# Your task
Return every record exactly as written.

#### Entries ####

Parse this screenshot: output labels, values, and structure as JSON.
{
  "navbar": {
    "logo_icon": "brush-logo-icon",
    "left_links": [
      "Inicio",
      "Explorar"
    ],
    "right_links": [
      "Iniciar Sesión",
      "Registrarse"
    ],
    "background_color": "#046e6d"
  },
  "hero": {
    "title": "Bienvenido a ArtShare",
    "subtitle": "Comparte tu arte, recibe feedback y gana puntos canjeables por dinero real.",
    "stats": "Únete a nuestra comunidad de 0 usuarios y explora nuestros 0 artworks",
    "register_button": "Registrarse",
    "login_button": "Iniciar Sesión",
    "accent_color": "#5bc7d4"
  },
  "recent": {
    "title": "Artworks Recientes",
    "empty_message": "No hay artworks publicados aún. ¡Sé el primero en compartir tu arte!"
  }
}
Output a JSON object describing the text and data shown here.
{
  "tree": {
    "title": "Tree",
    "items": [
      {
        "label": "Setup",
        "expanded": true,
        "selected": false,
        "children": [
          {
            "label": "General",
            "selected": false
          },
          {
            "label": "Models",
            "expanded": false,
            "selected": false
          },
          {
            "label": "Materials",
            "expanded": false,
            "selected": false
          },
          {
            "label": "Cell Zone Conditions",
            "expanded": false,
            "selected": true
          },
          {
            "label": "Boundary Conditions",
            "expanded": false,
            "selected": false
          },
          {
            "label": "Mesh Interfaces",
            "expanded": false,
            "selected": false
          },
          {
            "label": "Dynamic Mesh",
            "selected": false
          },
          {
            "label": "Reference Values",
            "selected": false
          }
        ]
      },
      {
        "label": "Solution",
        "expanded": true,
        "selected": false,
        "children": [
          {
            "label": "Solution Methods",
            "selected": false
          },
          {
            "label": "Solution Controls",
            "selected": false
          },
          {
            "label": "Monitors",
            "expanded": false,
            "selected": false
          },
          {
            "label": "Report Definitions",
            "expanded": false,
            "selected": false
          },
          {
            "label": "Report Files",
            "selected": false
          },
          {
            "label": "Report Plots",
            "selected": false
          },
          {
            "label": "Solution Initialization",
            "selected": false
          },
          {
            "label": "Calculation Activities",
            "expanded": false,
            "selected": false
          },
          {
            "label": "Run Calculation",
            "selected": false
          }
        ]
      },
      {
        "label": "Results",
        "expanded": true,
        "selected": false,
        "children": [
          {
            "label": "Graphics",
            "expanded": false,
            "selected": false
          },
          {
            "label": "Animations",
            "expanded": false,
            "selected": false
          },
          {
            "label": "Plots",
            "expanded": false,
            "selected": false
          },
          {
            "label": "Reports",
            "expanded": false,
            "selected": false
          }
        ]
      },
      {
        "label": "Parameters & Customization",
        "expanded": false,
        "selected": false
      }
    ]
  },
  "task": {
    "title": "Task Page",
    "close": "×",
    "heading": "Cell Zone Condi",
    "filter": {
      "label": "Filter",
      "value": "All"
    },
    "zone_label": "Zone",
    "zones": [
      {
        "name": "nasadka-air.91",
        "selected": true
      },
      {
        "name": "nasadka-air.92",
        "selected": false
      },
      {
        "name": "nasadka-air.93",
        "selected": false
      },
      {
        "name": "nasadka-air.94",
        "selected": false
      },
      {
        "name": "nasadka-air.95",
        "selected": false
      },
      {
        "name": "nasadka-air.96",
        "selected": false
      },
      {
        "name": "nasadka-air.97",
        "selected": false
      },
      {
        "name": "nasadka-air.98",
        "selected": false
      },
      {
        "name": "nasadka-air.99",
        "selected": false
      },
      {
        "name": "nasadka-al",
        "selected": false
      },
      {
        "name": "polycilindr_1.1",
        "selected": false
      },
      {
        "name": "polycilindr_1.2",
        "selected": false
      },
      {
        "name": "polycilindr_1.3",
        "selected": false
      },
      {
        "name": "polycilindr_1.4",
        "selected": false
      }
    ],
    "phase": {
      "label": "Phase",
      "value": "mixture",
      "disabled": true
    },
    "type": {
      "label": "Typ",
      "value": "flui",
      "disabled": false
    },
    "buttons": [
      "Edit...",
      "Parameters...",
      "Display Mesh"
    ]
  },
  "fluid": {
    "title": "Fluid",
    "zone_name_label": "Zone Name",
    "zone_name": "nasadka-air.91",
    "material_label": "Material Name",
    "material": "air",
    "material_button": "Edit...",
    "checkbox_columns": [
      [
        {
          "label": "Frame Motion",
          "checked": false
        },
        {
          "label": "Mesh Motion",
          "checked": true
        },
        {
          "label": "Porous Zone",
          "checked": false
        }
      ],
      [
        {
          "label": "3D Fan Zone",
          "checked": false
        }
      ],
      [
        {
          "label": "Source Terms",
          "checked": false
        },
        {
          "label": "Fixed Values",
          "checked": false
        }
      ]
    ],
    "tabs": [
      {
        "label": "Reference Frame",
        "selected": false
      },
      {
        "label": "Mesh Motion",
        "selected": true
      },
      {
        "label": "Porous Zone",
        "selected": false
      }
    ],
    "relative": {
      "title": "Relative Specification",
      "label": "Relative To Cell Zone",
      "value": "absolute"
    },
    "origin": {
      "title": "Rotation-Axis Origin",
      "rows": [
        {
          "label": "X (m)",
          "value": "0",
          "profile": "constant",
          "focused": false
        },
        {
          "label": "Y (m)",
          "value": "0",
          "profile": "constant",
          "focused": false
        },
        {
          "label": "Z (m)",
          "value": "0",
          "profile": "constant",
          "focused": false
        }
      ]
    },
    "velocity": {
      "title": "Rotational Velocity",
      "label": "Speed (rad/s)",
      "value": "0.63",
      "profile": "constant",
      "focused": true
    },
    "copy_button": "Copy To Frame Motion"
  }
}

####

# Response
Parse this screenshot: output labels, values, and structure as JSON.
{
  "navbar": {
    "logo_icon": "brush-logo-icon",
    "left_links": [
      "Inicio",
      "Explorar"
    ],
    "right_links": [
      "Iniciar Sesión",
      "Registrarse"
    ],
    "background_color": "#046e6d"
  },
  "hero": {
    "title": "Bienvenido a ArtShare",
    "subtitle": "Comparte tu arte, recibe feedback y gana puntos canjeables por dinero real.",
    "stats": "Únete a nuestra comunidad de 0 usuarios y explora nuestros 0 artworks",
    "register_button": "Registrarse",
    "login_button": "Iniciar Sesión",
    "accent_color": "#5bc7d4"
  },
  "recent": {
    "title": "Artworks Recientes",
    "empty_message": "No hay artworks publicados aún. ¡Sé el primero en compartir tu arte!"
  }
}
Output a JSON object describing the text and data shown here.
{
  "tree": {
    "title": "Tree",
    "items": [
      {
        "label": "Setup",
        "expanded": true,
        "selected": false,
        "children": [
          {
            "label": "General",
            "selected": false
          },
          {
            "label": "Models",
            "expanded": false,
            "selected": false
          },
          {
            "label": "Materials",
            "expanded": false,
            "selected": false
          },
          {
            "label": "Cell Zone Conditions",
            "expanded": false,
            "selected": true
          },
          {
            "label": "Boundary Conditions",
            "expanded": false,
            "selected": false
          },
          {
            "label": "Mesh Interfaces",
            "expanded": false,
            "selected": false
          },
          {
            "label": "Dynamic Mesh",
            "selected": false
          },
          {
            "label": "Reference Values",
            "selected": false
          }
        ]
      },
      {
        "label": "Solution",
        "expanded": true,
        "selected": false,
        "children": [
          {
            "label": "Solution Methods",
            "selected": false
          },
          {
            "label": "Solution Controls",
            "selected": false
          },
          {
            "label": "Monitors",
            "expanded": false,
            "selected": false
          },
          {
            "label": "Report Definitions",
            "expanded": false,
            "selected": false
          },
          {
            "label": "Report Files",
            "selected": false
          },
          {
            "label": "Report Plots",
            "selected": false
          },
          {
            "label": "Solution Initialization",
            "selected": false
          },
          {
            "label": "Calculation Activities",
            "expanded": false,
            "selected": false
          },
          {
            "label": "Run Calculation",
            "selected": false
          }
        ]
      },
      {
        "label": "Results",
        "expanded": true,
        "selected": false,
        "children": [
          {
            "label": "Graphics",
            "expanded": false,
            "selected": false
          },
          {
            "label": "Animations",
            "expanded": false,
            "selected": false
          },
          {
            "label": "Plots",
            "expanded": false,
            "selected": false
          },
          {
            "label": "Reports",
            "expanded": false,
            "selected": false
          }
        ]
      },
      {
        "label": "Parameters & Customization",
        "expanded": false,
        "selected": false
      }
    ]
  },
  "task": {
    "title": "Task Page",
    "close": "×",
    "heading": "Cell Zone Condi",
    "filter": {
      "label": "Filter",
      "value": "All"
    },
    "zone_label": "Zone",
    "zones": [
      {
        "name": "nasadka-air.91",
        "selected": true
      },
      {
        "name": "nasadka-air.92",
        "selected": false
      },
      {
        "name": "nasadka-air.93",
        "selected": false
      },
      {
        "name": "nasadka-air.94",
        "selected": false
      },
      {
        "name": "nasadka-air.95",
        "selected": false
      },
      {
        "name": "nasadka-air.96",
        "selected": false
      },
      {
        "name": "nasadka-air.97",
        "selected": false
      },
      {
        "name": "nasadka-air.98",
        "selected": false
      },
      {
        "name": "nasadka-air.99",
        "selected": false
      },
      {
        "name": "nasadka-al",
        "selected": false
      },
      {
        "name": "polycilindr_1.1",
        "selected": false
      },
      {
        "name": "polycilindr_1.2",
        "selected": false
      },
      {
        "name": "polycilindr_1.3",
        "selected": false
      },
      {
        "name": "polycilindr_1.4",
        "selected": false
      }
    ],
    "phase": {
      "label": "Phase",
      "value": "mixture",
      "disabled": true
    },
    "type": {
      "label": "Typ",
      "value": "flui",
      "disabled": false
    },
    "buttons": [
      "Edit...",
      "Parameters...",
      "Display Mesh"
    ]
  },
  "fluid": {
    "title": "Fluid",
    "zone_name_label": "Zone Name",
    "zone_name": "nasadka-air.91",
    "material_label": "Material Name",
    "material": "air",
    "material_button": "Edit...",
    "checkbox_columns": [
      [
        {
          "label": "Frame Motion",
          "checked": false
        },
        {
          "label": "Mesh Motion",
          "checked": true
        },
        {
          "label": "Porous Zone",
          "checked": false
        }
      ],
      [
        {
          "label": "3D Fan Zone",
          "checked": false
        }
      ],
      [
        {
          "label": "Source Terms",
          "checked": false
        },
        {
          "label": "Fixed Values",
          "checked": false
        }
      ]
    ],
    "tabs": [
      {
        "label": "Reference Frame",
        "selected": false
      },
      {
        "label": "Mesh Motion",
        "selected": true
      },
      {
        "label": "Porous Zone",
        "selected": false
      }
    ],
    "relative": {
      "title": "Relative Specification",
      "label": "Relative To Cell Zone",
      "value": "absolute"
    },
    "origin": {
      "title": "Rotation-Axis Origin",
      "rows": [
        {
          "label": "X (m)",
          "value": "0",
          "profile": "constant",
          "focused": false
        },
        {
          "label": "Y (m)",
          "value": "0",
          "profile": "constant",
          "focused": false
        },
        {
          "label": "Z (m)",
          "value": "0",
          "profile": "constant",
          "focused": false
        }
      ]
    },
    "velocity": {
      "title": "Rotational Velocity",
      "label": "Speed (rad/s)",
      "value": "0.63",
      "profile": "constant",
      "focused": true
    },
    "copy_button": "Copy To Frame Motion"
  }
}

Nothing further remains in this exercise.